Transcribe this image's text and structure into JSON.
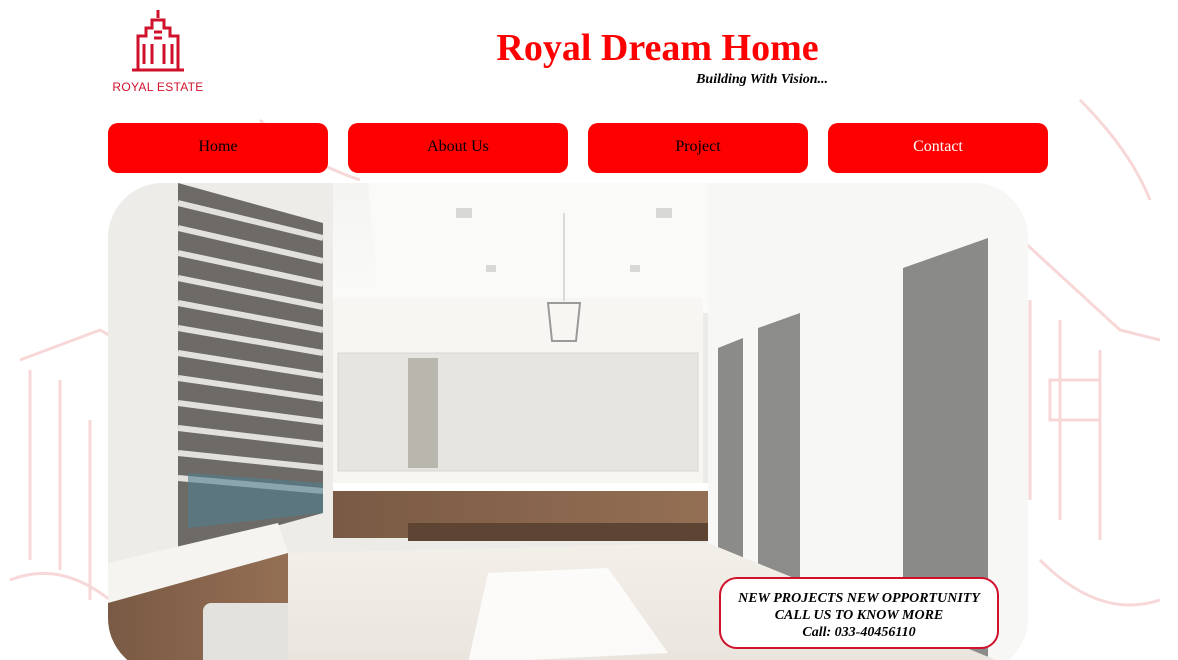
{
  "brand": {
    "logo_text": "ROYAL ESTATE",
    "title": "Royal Dream Home",
    "tagline": "Building With Vision..."
  },
  "nav": {
    "items": [
      {
        "label": "Home"
      },
      {
        "label": "About Us"
      },
      {
        "label": "Project"
      },
      {
        "label": "Contact"
      }
    ]
  },
  "hero": {
    "image": "luxury-bathroom-interior"
  },
  "promo": {
    "line1": "NEW PROJECTS NEW OPPORTUNITY",
    "line2": "CALL US TO KNOW MORE",
    "line3": "Call: 033-40456110"
  },
  "colors": {
    "brand_red": "#ff0000",
    "logo_red": "#d0112b",
    "text": "#000000",
    "background": "#ffffff"
  }
}
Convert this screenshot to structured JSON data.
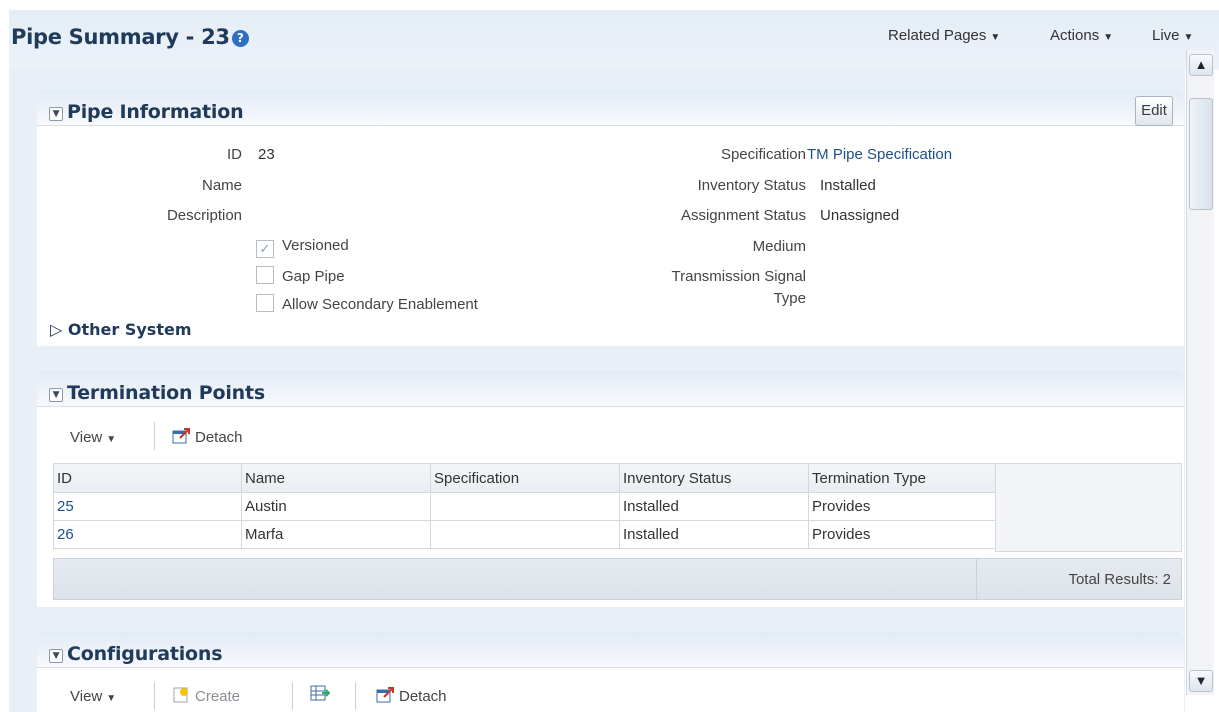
{
  "header": {
    "title": "Pipe Summary - 23",
    "menus": [
      "Related Pages",
      "Actions",
      "Live"
    ]
  },
  "pipe_information": {
    "section_title": "Pipe Information",
    "edit_label": "Edit",
    "left_fields": [
      {
        "label": "ID",
        "value": "23"
      },
      {
        "label": "Name",
        "value": ""
      },
      {
        "label": "Description",
        "value": ""
      }
    ],
    "checkboxes": [
      {
        "label": "Versioned",
        "checked": true
      },
      {
        "label": "Gap Pipe",
        "checked": false
      },
      {
        "label": "Allow Secondary Enablement",
        "checked": false
      }
    ],
    "right_fields": [
      {
        "label": "Specification",
        "value": "TM Pipe Specification"
      },
      {
        "label": "Inventory Status",
        "value": "Installed"
      },
      {
        "label": "Assignment Status",
        "value": "Unassigned"
      },
      {
        "label": "Medium",
        "value": ""
      },
      {
        "label": "Transmission Signal",
        "value": ""
      },
      {
        "label": "Type",
        "value": ""
      }
    ],
    "other_system": "Other System"
  },
  "termination_points": {
    "section_title": "Termination Points",
    "toolbar": {
      "view": "View",
      "detach": "Detach"
    },
    "columns": [
      "ID",
      "Name",
      "Specification",
      "Inventory Status",
      "Termination Type"
    ],
    "rows": [
      [
        "25",
        "Austin",
        "",
        "Installed",
        "Provides"
      ],
      [
        "26",
        "Marfa",
        "",
        "Installed",
        "Provides"
      ]
    ],
    "total": "Total Results: 2"
  },
  "configurations": {
    "section_title": "Configurations",
    "toolbar": {
      "view": "View",
      "create": "Create",
      "detach": "Detach"
    }
  },
  "colors": {
    "title": "#1f3a5a",
    "link": "#1d4f8a",
    "background": "#e8eff6"
  }
}
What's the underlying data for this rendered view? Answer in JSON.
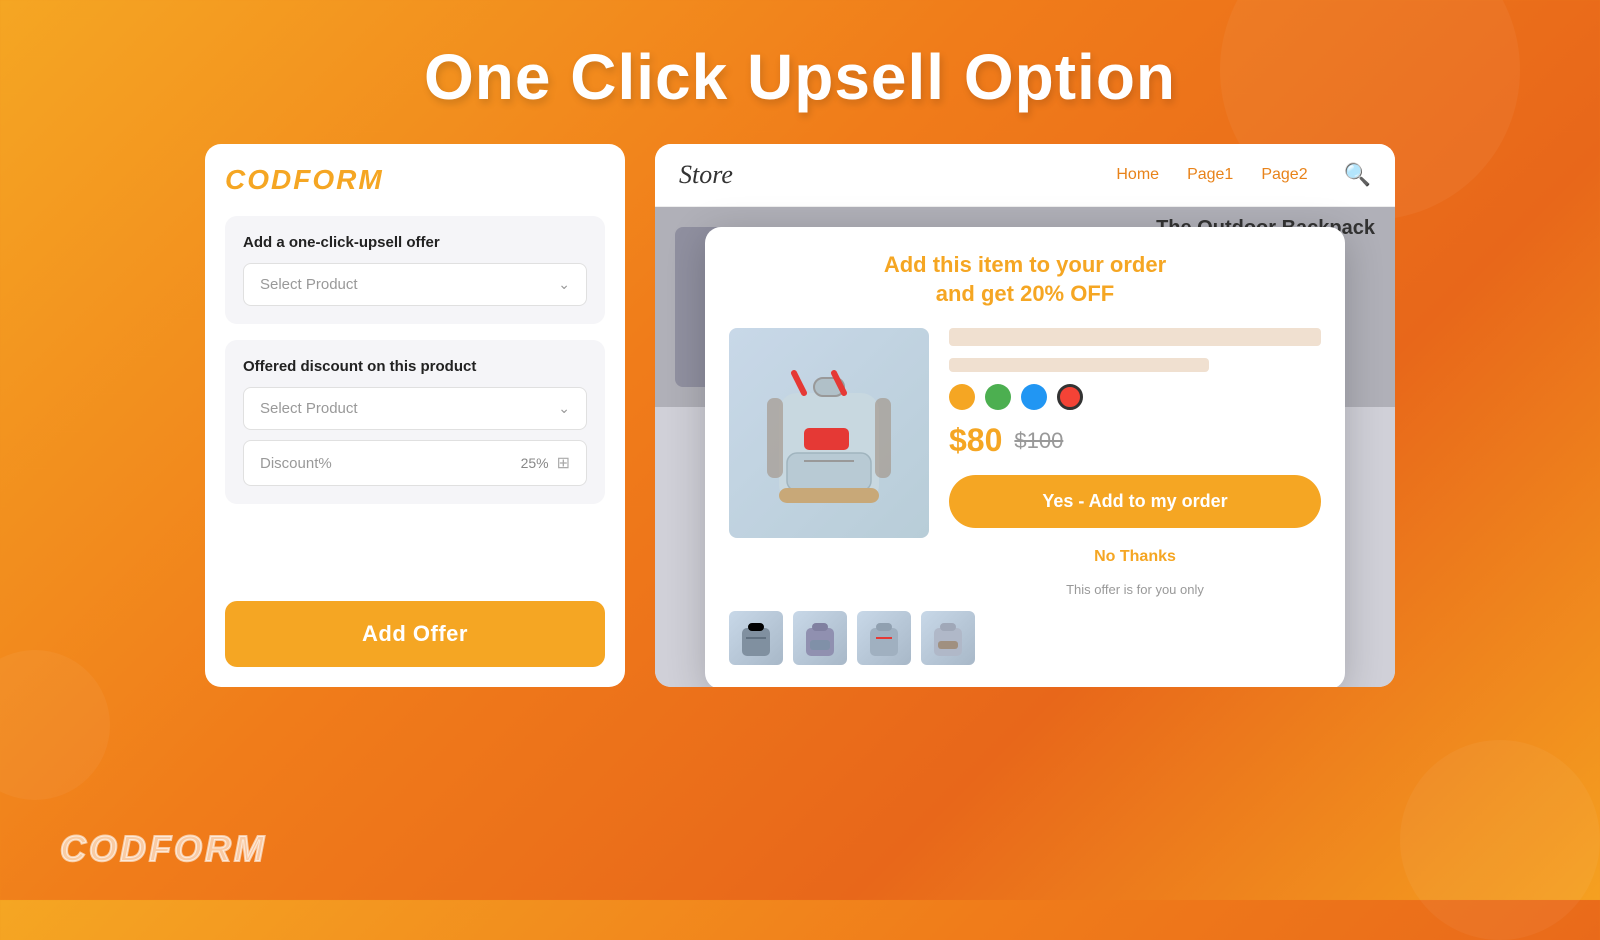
{
  "page": {
    "title": "One Click Upsell Option",
    "bg_gradient_start": "#f5a623",
    "bg_gradient_end": "#e8671a"
  },
  "left_panel": {
    "logo": "CODFORM",
    "section1": {
      "label": "Add a one-click-upsell offer",
      "dropdown_placeholder": "Select Product"
    },
    "section2": {
      "label": "Offered discount on this product",
      "dropdown_placeholder": "Select Product",
      "discount_label": "Discount%",
      "discount_value": "25%"
    },
    "add_offer_btn": "Add Offer"
  },
  "right_panel": {
    "store_logo": "Store",
    "nav_links": [
      "Home",
      "Page1",
      "Page2"
    ],
    "product_title_bg": "The Outdoor Backpack",
    "popup": {
      "title": "Add this item to your order\nand get 20% OFF",
      "price_new": "$80",
      "price_old": "$100",
      "yes_btn": "Yes - Add to my order",
      "no_thanks": "No Thanks",
      "offer_note": "This offer is for you only",
      "colors": [
        "orange",
        "green",
        "blue",
        "red"
      ]
    }
  },
  "watermark": "CODFORM",
  "icons": {
    "chevron": "›",
    "search": "🔍",
    "stepper": "⊞"
  }
}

● **Exercise**:
Write out again every line above exactly as given; the pictures do not belong in the copy.

● **Written solution**:
Transcribe this image's text and structure into JSON.
{
  "brand": {
    "logo_text": "ROYAL ESTATE",
    "title": "Royal Dream Home",
    "tagline": "Building With Vision..."
  },
  "nav": {
    "items": [
      {
        "label": "Home"
      },
      {
        "label": "About Us"
      },
      {
        "label": "Project"
      },
      {
        "label": "Contact"
      }
    ]
  },
  "hero": {
    "image": "luxury-bathroom-interior"
  },
  "promo": {
    "line1": "NEW PROJECTS NEW OPPORTUNITY",
    "line2": "CALL US TO KNOW MORE",
    "line3": "Call: 033-40456110"
  },
  "colors": {
    "brand_red": "#ff0000",
    "logo_red": "#d0112b",
    "text": "#000000",
    "background": "#ffffff"
  }
}
Convert this screenshot to structured JSON data.
{
  "header": {
    "title": "Pipe Summary - 23",
    "menus": [
      "Related Pages",
      "Actions",
      "Live"
    ]
  },
  "pipe_information": {
    "section_title": "Pipe Information",
    "edit_label": "Edit",
    "left_fields": [
      {
        "label": "ID",
        "value": "23"
      },
      {
        "label": "Name",
        "value": ""
      },
      {
        "label": "Description",
        "value": ""
      }
    ],
    "checkboxes": [
      {
        "label": "Versioned",
        "checked": true
      },
      {
        "label": "Gap Pipe",
        "checked": false
      },
      {
        "label": "Allow Secondary Enablement",
        "checked": false
      }
    ],
    "right_fields": [
      {
        "label": "Specification",
        "value": "TM Pipe Specification"
      },
      {
        "label": "Inventory Status",
        "value": "Installed"
      },
      {
        "label": "Assignment Status",
        "value": "Unassigned"
      },
      {
        "label": "Medium",
        "value": ""
      },
      {
        "label": "Transmission Signal",
        "value": ""
      },
      {
        "label": "Type",
        "value": ""
      }
    ],
    "other_system": "Other System"
  },
  "termination_points": {
    "section_title": "Termination Points",
    "toolbar": {
      "view": "View",
      "detach": "Detach"
    },
    "columns": [
      "ID",
      "Name",
      "Specification",
      "Inventory Status",
      "Termination Type"
    ],
    "rows": [
      [
        "25",
        "Austin",
        "",
        "Installed",
        "Provides"
      ],
      [
        "26",
        "Marfa",
        "",
        "Installed",
        "Provides"
      ]
    ],
    "total": "Total Results: 2"
  },
  "configurations": {
    "section_title": "Configurations",
    "toolbar": {
      "view": "View",
      "create": "Create",
      "detach": "Detach"
    }
  },
  "colors": {
    "title": "#1f3a5a",
    "link": "#1d4f8a",
    "background": "#e8eff6"
  }
}
What's the underlying data for this rendered view? Answer in JSON.
{
  "page": {
    "title": "One Click Upsell Option",
    "bg_gradient_start": "#f5a623",
    "bg_gradient_end": "#e8671a"
  },
  "left_panel": {
    "logo": "CODFORM",
    "section1": {
      "label": "Add a one-click-upsell offer",
      "dropdown_placeholder": "Select Product"
    },
    "section2": {
      "label": "Offered discount on this product",
      "dropdown_placeholder": "Select Product",
      "discount_label": "Discount%",
      "discount_value": "25%"
    },
    "add_offer_btn": "Add Offer"
  },
  "right_panel": {
    "store_logo": "Store",
    "nav_links": [
      "Home",
      "Page1",
      "Page2"
    ],
    "product_title_bg": "The Outdoor Backpack",
    "popup": {
      "title": "Add this item to your order\nand get 20% OFF",
      "price_new": "$80",
      "price_old": "$100",
      "yes_btn": "Yes - Add to my order",
      "no_thanks": "No Thanks",
      "offer_note": "This offer is for you only",
      "colors": [
        "orange",
        "green",
        "blue",
        "red"
      ]
    }
  },
  "watermark": "CODFORM",
  "icons": {
    "chevron": "›",
    "search": "🔍",
    "stepper": "⊞"
  }
}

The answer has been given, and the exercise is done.